(Saved entries)
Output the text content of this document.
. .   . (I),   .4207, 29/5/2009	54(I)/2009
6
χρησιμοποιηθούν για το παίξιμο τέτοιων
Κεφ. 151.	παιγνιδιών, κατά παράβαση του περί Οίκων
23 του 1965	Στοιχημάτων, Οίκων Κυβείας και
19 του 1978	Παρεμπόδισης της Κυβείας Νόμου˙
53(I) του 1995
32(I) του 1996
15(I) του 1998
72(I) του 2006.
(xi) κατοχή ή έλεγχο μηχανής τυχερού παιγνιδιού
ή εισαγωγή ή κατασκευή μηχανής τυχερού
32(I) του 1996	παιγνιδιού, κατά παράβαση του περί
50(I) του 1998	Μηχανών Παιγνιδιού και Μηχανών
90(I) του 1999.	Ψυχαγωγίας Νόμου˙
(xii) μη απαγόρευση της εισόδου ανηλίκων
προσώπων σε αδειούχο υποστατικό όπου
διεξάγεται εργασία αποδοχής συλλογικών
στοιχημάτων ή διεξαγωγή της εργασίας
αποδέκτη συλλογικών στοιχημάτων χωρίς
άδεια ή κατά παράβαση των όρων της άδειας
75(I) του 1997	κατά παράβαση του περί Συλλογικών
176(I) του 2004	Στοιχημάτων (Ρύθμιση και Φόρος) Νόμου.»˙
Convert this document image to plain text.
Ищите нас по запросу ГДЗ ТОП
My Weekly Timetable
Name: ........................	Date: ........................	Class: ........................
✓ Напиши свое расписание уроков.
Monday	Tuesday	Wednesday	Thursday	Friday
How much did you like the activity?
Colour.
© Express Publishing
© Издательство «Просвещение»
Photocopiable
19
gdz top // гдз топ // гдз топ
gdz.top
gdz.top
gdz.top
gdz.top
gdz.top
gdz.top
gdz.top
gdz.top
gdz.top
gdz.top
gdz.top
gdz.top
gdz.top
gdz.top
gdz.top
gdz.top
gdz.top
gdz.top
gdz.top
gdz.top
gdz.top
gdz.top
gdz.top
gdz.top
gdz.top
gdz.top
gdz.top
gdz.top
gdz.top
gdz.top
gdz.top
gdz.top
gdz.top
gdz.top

Requirements. Which lines contain the word "Κυβείας"? Return each of them.

Reply.
23 του 1965	Στοιχημάτων, Οίκων Κυβείας και
19 του 1978	Παρεμπόδισης της Κυβείας Νόμου˙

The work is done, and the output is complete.